= Directions for this task =
Restate the data word for word and leave the images out.

= Material for this task =
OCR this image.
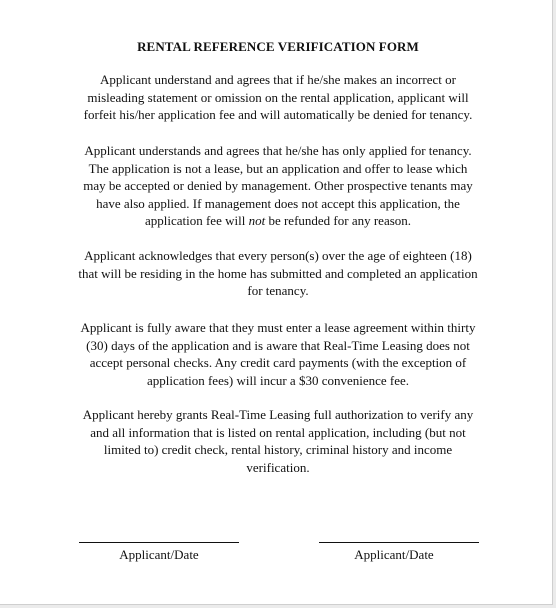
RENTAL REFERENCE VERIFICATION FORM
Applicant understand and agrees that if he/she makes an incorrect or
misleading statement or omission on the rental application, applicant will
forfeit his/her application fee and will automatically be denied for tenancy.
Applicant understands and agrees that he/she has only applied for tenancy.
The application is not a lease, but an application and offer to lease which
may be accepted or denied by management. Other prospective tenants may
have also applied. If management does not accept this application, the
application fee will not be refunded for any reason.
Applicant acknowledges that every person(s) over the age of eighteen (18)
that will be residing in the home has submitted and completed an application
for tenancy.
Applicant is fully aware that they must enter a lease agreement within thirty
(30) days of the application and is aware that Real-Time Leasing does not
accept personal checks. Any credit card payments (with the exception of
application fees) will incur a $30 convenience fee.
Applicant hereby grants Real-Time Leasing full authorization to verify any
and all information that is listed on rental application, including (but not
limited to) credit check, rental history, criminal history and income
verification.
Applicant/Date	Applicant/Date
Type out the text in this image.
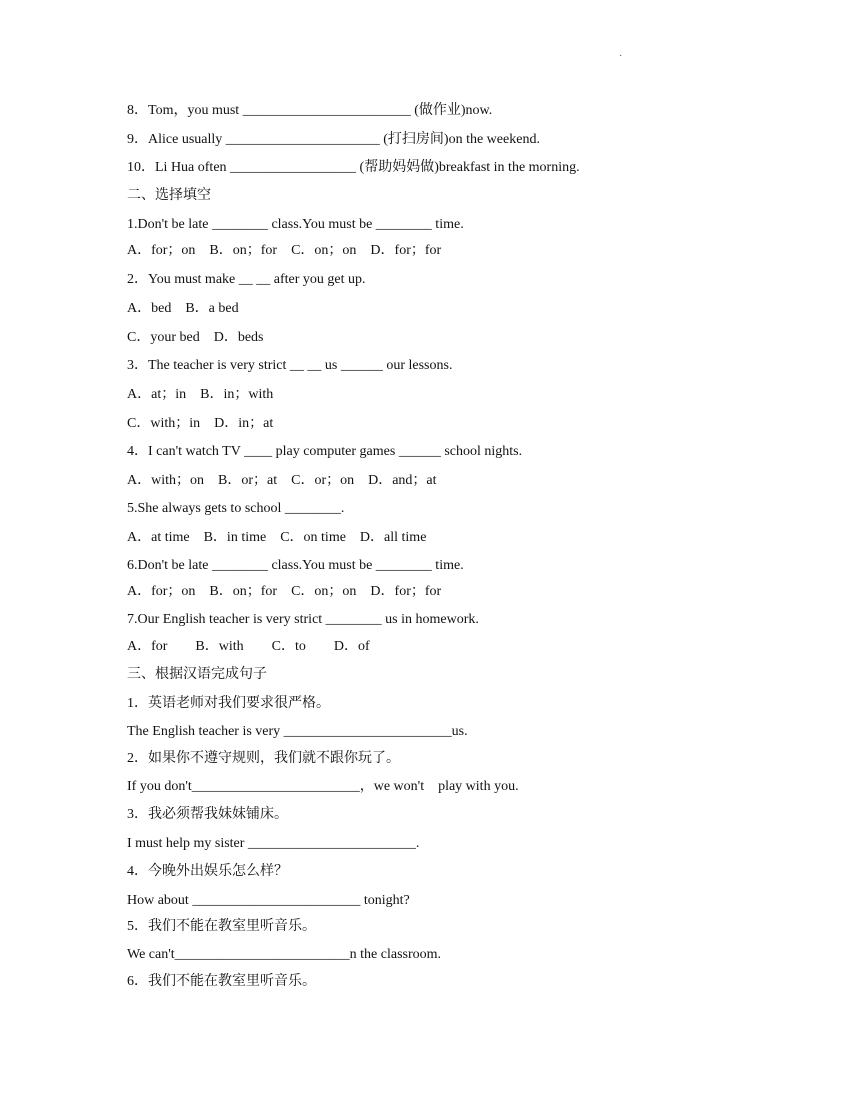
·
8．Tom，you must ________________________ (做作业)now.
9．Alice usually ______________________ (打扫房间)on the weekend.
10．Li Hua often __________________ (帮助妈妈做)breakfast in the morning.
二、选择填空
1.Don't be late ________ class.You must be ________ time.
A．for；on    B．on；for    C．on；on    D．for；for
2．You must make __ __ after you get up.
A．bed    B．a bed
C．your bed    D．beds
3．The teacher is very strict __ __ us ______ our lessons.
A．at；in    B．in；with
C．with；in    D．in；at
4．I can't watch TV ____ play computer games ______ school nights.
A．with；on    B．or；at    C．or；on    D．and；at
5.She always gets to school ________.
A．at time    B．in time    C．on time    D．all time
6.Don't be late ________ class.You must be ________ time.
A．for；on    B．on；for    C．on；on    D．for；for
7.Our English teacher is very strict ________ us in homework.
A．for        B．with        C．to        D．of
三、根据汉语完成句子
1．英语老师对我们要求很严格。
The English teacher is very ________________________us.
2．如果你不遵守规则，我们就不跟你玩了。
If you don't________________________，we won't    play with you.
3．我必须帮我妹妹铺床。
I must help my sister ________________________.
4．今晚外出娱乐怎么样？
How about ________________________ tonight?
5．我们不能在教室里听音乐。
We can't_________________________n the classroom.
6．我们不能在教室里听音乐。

= Expected output =
OCR this image.
RENTAL REFERENCE VERIFICATION FORM
Applicant understand and agrees that if he/she makes an incorrect or
misleading statement or omission on the rental application, applicant will
forfeit his/her application fee and will automatically be denied for tenancy.
Applicant understands and agrees that he/she has only applied for tenancy.
The application is not a lease, but an application and offer to lease which
may be accepted or denied by management. Other prospective tenants may
have also applied. If management does not accept this application, the
application fee will not be refunded for any reason.
Applicant acknowledges that every person(s) over the age of eighteen (18)
that will be residing in the home has submitted and completed an application
for tenancy.
Applicant is fully aware that they must enter a lease agreement within thirty
(30) days of the application and is aware that Real-Time Leasing does not
accept personal checks. Any credit card payments (with the exception of
application fees) will incur a $30 convenience fee.
Applicant hereby grants Real-Time Leasing full authorization to verify any
and all information that is listed on rental application, including (but not
limited to) credit check, rental history, criminal history and income
verification.
Applicant/Date	Applicant/Date
Type out the text in this image.
·
8．Tom，you must ________________________ (做作业)now.
9．Alice usually ______________________ (打扫房间)on the weekend.
10．Li Hua often __________________ (帮助妈妈做)breakfast in the morning.
二、选择填空
1.Don't be late ________ class.You must be ________ time.
A．for；on    B．on；for    C．on；on    D．for；for
2．You must make __ __ after you get up.
A．bed    B．a bed
C．your bed    D．beds
3．The teacher is very strict __ __ us ______ our lessons.
A．at；in    B．in；with
C．with；in    D．in；at
4．I can't watch TV ____ play computer games ______ school nights.
A．with；on    B．or；at    C．or；on    D．and；at
5.She always gets to school ________.
A．at time    B．in time    C．on time    D．all time
6.Don't be late ________ class.You must be ________ time.
A．for；on    B．on；for    C．on；on    D．for；for
7.Our English teacher is very strict ________ us in homework.
A．for        B．with        C．to        D．of
三、根据汉语完成句子
1．英语老师对我们要求很严格。
The English teacher is very ________________________us.
2．如果你不遵守规则，我们就不跟你玩了。
If you don't________________________，we won't    play with you.
3．我必须帮我妹妹铺床。
I must help my sister ________________________.
4．今晚外出娱乐怎么样？
How about ________________________ tonight?
5．我们不能在教室里听音乐。
We can't_________________________n the classroom.
6．我们不能在教室里听音乐。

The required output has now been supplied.